==== Rows ====

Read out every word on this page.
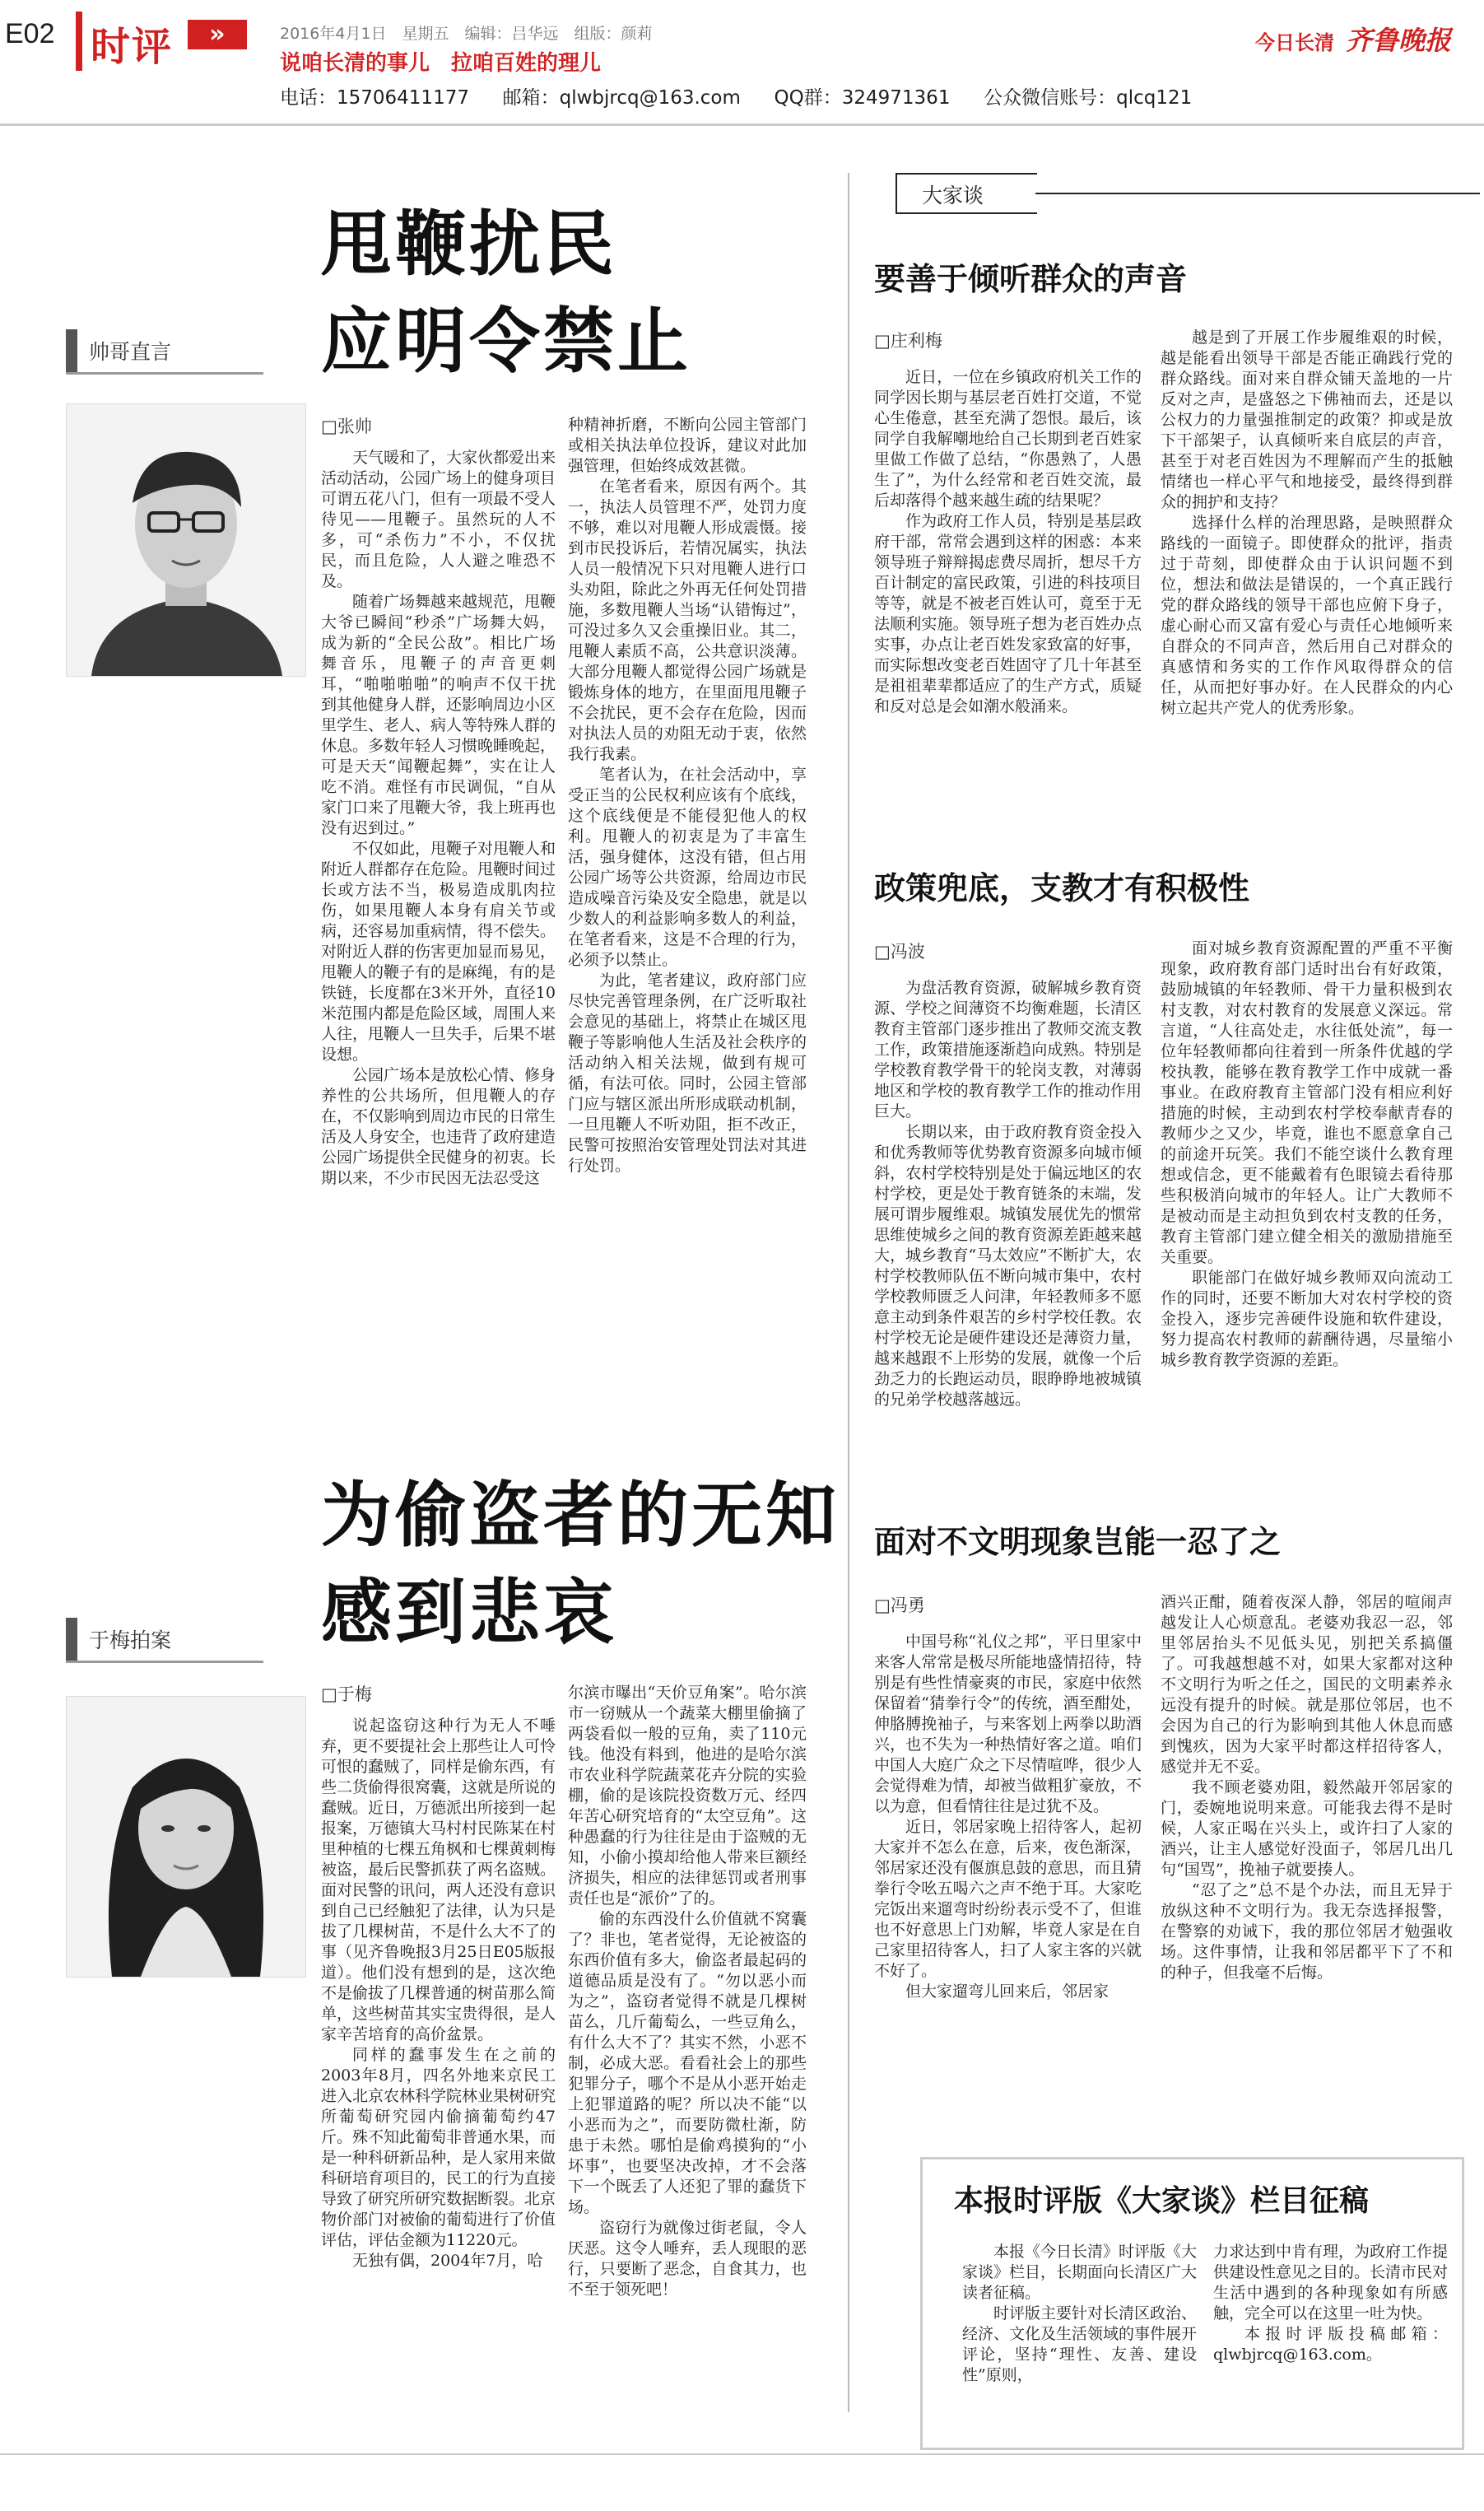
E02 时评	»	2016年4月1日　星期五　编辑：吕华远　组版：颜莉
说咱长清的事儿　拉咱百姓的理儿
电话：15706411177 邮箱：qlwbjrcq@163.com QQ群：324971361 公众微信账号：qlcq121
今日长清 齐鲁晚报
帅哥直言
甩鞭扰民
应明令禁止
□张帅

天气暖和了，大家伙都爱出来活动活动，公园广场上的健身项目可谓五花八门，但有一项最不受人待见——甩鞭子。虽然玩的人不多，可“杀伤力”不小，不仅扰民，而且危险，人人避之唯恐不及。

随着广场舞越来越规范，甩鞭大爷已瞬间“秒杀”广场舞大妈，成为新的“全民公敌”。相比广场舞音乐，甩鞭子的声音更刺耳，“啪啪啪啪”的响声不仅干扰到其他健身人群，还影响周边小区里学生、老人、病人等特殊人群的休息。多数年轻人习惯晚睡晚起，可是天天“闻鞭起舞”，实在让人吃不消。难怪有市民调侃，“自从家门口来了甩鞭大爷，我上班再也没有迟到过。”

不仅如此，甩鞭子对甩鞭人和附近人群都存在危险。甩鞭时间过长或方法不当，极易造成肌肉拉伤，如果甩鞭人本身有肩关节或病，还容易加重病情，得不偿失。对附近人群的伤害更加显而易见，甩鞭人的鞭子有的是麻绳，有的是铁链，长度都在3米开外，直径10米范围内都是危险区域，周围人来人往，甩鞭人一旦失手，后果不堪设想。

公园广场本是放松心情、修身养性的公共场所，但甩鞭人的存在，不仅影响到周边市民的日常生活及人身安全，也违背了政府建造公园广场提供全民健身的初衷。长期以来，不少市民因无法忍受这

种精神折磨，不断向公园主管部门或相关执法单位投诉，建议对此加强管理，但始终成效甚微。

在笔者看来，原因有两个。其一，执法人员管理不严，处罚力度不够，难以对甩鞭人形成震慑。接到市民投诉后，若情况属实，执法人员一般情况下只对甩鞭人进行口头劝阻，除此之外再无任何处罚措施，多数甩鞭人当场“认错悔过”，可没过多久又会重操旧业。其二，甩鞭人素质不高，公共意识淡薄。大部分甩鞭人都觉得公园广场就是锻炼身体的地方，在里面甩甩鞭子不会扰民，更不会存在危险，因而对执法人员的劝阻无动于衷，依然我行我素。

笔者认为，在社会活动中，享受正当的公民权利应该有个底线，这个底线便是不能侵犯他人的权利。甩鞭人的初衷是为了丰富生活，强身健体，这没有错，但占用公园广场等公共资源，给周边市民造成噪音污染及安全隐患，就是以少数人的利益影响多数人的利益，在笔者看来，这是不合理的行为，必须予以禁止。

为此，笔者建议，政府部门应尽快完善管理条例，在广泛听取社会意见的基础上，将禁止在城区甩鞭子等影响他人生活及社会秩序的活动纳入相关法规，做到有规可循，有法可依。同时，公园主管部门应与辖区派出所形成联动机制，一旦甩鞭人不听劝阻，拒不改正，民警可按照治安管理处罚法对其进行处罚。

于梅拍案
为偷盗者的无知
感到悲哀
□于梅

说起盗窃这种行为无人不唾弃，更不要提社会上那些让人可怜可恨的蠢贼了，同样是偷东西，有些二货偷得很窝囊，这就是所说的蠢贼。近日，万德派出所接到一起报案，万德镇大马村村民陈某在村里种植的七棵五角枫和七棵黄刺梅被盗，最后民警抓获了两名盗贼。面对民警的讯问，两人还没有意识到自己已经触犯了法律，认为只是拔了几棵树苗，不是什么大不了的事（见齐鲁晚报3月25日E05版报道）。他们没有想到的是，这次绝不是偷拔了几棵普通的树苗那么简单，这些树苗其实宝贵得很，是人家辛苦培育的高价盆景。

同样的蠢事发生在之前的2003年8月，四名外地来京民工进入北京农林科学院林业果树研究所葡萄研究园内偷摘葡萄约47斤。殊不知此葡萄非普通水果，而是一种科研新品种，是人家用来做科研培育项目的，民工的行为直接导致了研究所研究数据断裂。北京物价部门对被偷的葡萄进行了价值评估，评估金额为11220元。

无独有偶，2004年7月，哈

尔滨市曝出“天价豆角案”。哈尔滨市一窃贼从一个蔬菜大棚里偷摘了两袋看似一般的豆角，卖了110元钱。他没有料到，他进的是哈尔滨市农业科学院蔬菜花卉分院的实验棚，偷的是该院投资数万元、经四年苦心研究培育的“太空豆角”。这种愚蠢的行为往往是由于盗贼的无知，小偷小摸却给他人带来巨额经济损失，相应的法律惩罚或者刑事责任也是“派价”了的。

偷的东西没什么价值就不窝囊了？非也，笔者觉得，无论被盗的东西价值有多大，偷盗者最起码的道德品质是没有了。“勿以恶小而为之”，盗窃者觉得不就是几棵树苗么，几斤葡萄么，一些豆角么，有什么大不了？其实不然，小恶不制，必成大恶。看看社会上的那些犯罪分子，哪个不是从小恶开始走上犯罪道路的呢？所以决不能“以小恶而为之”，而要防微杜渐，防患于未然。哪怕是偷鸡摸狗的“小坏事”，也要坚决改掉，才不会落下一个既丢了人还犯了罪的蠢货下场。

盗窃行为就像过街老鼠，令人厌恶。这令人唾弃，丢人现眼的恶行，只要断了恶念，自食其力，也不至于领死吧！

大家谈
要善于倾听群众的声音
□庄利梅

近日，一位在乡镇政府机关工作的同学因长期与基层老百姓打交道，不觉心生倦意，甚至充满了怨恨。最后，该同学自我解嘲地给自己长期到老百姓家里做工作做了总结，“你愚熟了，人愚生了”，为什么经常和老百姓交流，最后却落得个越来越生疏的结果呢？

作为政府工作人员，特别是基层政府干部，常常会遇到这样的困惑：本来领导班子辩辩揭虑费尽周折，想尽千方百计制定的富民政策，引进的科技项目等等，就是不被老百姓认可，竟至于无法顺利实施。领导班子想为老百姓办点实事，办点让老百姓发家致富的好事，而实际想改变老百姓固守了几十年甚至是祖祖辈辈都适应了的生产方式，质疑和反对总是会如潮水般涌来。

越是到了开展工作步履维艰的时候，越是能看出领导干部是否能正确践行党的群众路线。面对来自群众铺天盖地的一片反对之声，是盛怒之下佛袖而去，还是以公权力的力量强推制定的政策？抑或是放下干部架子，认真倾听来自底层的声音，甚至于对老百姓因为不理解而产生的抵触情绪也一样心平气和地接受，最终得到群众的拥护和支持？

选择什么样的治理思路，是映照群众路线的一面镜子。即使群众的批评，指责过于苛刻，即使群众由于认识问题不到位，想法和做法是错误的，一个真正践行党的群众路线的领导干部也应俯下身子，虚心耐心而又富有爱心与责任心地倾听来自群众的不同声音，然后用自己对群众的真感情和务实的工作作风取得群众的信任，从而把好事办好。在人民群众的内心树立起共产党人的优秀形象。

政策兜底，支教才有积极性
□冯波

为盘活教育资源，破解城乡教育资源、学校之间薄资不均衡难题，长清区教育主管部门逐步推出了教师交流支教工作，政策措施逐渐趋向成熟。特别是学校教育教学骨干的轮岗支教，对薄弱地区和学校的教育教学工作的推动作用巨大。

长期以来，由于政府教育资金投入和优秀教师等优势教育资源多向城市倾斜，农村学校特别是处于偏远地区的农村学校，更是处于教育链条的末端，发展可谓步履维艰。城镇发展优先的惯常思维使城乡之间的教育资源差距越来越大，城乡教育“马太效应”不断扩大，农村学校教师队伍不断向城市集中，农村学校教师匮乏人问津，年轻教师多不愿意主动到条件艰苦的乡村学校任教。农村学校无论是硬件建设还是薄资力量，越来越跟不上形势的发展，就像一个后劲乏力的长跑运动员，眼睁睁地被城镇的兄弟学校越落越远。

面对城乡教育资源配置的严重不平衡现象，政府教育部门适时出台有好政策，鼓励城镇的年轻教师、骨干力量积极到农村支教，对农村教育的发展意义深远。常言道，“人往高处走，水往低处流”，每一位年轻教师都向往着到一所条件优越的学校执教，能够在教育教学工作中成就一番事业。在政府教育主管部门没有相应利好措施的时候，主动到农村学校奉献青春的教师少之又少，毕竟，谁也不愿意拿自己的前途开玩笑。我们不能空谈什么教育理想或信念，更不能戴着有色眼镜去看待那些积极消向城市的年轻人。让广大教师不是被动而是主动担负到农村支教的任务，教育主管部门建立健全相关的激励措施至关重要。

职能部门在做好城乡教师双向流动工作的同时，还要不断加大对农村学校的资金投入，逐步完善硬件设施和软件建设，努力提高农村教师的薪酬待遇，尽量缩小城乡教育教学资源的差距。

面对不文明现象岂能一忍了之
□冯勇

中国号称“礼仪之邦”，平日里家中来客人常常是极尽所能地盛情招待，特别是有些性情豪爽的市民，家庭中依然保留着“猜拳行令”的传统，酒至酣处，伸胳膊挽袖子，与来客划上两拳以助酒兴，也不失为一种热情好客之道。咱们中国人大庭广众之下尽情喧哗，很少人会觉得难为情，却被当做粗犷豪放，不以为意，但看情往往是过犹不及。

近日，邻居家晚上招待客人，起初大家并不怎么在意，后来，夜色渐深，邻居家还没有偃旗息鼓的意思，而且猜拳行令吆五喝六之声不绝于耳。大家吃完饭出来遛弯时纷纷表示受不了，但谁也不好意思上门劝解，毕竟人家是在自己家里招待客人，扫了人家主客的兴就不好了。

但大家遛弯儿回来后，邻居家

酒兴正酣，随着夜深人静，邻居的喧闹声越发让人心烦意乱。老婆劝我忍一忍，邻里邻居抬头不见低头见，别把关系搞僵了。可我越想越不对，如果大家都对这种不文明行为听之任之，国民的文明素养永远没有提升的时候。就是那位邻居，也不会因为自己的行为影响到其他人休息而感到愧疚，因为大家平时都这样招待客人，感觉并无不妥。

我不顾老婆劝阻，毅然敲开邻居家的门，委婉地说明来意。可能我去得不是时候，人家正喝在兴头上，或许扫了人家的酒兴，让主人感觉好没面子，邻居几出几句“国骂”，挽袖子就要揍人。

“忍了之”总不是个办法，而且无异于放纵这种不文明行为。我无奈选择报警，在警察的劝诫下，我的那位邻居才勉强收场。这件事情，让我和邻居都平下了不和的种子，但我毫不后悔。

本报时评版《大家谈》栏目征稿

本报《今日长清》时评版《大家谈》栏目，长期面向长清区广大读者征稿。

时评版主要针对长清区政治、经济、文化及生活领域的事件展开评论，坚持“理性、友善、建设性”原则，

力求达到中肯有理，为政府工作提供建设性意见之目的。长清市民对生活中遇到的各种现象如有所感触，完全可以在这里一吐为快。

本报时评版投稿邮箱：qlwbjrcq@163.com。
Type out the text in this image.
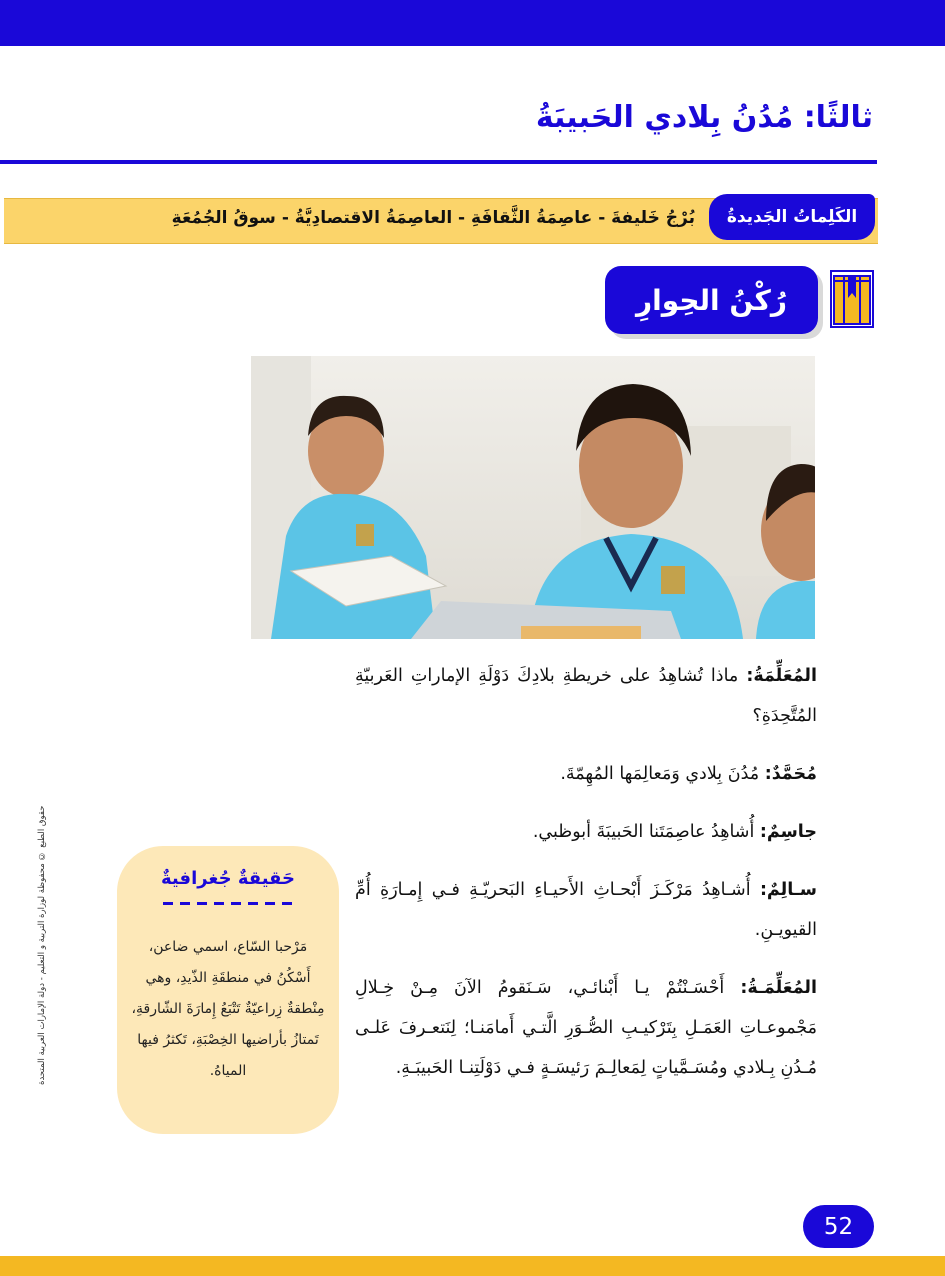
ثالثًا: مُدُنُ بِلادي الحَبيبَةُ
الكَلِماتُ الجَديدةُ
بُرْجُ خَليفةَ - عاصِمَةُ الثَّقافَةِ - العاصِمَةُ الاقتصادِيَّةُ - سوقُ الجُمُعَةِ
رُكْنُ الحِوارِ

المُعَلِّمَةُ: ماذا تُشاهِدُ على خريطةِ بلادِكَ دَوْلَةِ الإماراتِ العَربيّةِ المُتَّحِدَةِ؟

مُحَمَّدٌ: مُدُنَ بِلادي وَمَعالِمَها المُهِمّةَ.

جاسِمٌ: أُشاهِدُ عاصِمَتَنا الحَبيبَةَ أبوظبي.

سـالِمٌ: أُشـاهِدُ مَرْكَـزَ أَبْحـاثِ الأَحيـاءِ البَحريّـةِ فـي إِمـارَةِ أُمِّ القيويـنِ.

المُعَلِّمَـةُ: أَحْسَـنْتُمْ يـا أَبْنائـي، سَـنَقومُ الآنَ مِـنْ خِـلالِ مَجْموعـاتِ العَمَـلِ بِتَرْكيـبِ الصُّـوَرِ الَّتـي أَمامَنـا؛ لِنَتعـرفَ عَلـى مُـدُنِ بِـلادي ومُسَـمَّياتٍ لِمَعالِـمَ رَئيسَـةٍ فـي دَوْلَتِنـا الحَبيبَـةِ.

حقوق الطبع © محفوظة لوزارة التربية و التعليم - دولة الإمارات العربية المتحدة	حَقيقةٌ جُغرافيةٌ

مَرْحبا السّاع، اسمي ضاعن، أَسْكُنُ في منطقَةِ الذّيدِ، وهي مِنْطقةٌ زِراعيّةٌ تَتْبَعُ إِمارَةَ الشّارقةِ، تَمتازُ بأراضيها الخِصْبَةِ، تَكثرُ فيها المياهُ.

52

====

Problem requirements: Find how many lines in the listing hold "在笔者看来", and reply with that number only.

In response: 2